Among the records below, find each line that includes the string "Innovative" and copy it.

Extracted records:
______________________________

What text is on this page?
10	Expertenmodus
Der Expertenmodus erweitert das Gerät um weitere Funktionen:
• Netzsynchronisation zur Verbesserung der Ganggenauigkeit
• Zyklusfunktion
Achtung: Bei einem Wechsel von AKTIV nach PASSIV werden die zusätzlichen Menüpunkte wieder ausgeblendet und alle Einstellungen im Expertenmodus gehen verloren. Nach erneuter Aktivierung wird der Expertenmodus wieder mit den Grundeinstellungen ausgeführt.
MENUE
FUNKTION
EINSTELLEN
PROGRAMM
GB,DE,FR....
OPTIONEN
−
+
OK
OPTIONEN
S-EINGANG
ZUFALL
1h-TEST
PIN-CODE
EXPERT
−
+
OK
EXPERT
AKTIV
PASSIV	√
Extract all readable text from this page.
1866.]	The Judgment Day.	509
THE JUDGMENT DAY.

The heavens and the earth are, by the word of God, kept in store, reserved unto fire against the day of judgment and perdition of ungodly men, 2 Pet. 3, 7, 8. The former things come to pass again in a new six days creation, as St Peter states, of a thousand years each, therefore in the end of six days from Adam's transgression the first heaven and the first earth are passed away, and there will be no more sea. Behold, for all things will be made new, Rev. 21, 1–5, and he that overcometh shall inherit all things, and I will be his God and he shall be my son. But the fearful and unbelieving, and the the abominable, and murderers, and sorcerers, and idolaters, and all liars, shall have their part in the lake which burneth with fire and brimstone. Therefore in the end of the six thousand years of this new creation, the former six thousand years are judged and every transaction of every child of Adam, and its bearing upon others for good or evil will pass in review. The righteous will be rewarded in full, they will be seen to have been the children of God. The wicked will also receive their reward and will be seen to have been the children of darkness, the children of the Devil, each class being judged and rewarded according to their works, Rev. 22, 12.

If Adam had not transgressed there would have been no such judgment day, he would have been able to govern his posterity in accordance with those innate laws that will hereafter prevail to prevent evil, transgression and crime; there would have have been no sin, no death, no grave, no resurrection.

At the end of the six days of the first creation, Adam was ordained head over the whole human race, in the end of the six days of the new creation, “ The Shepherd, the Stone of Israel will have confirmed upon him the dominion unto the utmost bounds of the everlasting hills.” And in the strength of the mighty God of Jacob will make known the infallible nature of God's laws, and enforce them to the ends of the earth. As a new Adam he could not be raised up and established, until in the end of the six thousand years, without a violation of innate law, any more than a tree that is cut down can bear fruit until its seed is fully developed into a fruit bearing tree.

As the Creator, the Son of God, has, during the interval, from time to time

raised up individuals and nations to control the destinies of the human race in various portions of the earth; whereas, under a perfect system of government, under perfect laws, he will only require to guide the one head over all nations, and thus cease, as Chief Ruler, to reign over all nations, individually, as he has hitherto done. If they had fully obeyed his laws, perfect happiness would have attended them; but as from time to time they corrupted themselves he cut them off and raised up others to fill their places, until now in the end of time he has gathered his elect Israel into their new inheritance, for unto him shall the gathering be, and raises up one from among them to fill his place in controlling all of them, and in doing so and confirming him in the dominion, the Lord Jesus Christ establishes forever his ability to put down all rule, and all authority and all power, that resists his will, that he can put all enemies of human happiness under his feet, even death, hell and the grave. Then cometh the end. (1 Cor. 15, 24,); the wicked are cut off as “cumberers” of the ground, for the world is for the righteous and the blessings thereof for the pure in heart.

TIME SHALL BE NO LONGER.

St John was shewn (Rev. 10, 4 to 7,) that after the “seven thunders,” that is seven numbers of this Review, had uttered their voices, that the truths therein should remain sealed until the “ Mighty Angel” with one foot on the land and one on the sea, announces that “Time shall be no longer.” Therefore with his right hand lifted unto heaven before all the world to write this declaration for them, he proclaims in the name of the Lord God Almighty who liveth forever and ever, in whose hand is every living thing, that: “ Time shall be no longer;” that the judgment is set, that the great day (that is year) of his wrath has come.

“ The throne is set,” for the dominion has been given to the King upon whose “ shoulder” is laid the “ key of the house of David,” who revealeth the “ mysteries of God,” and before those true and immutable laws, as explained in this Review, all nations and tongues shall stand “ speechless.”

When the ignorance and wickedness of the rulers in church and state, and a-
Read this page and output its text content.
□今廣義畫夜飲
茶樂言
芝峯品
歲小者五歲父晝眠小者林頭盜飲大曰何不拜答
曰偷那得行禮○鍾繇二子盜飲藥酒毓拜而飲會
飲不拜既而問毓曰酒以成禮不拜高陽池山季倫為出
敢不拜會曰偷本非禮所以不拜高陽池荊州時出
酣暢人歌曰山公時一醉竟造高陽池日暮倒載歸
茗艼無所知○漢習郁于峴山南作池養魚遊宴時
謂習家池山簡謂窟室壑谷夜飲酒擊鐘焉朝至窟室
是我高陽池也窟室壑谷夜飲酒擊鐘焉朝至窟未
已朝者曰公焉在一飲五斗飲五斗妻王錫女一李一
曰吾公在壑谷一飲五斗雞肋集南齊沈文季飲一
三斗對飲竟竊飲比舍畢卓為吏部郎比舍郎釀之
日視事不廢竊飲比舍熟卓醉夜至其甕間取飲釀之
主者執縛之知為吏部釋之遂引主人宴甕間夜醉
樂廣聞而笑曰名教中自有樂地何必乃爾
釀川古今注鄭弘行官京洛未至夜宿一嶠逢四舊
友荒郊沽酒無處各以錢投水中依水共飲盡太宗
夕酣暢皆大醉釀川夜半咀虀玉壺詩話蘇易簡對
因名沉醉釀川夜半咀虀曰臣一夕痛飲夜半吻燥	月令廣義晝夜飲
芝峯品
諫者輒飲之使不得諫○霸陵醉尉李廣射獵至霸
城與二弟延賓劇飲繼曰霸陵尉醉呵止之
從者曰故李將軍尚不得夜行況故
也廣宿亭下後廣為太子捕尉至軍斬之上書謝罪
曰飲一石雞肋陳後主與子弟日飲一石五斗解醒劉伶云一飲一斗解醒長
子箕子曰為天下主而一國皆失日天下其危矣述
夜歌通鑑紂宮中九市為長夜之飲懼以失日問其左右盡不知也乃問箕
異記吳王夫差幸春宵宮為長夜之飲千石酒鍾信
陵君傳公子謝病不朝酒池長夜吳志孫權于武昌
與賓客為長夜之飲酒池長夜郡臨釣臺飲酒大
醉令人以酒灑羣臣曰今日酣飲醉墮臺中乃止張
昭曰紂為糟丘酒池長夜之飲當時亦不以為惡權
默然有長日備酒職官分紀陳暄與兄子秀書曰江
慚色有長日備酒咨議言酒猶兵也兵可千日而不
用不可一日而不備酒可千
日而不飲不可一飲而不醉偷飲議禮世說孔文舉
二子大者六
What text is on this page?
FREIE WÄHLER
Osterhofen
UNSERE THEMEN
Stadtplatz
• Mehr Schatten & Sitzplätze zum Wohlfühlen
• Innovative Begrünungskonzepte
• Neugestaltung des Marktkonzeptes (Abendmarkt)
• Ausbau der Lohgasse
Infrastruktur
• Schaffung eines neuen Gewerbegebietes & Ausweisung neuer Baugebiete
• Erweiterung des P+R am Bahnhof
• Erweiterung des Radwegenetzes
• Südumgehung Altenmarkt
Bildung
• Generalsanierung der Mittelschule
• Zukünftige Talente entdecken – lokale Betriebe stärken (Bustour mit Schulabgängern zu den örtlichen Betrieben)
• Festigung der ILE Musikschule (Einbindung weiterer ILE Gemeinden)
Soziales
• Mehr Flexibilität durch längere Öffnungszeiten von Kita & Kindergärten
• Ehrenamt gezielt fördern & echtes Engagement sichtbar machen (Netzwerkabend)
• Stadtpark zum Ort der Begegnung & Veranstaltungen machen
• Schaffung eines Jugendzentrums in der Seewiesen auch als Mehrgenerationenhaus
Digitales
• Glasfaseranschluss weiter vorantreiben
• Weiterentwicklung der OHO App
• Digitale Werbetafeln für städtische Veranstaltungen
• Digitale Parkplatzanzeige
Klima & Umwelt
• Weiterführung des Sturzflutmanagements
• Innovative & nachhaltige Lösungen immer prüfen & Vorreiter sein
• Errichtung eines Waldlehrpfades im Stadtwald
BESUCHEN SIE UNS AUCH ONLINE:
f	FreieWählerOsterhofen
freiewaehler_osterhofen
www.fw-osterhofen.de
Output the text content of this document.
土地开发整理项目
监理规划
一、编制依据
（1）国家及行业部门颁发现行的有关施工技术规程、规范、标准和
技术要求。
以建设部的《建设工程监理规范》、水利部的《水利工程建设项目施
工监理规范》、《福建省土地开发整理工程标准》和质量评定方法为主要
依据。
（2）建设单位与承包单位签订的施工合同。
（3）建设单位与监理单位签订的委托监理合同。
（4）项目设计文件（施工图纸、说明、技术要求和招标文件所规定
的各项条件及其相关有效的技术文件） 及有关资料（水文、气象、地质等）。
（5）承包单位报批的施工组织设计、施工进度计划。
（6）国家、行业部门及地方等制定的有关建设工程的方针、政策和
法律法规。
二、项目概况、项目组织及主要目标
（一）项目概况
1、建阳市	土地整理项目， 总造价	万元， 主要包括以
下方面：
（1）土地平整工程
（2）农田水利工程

______________________________

▸ **Completed exercise**:
• Innovative Begrünungskonzepte
• Innovative & nachhaltige Lösungen immer prüfen & Vorreiter sein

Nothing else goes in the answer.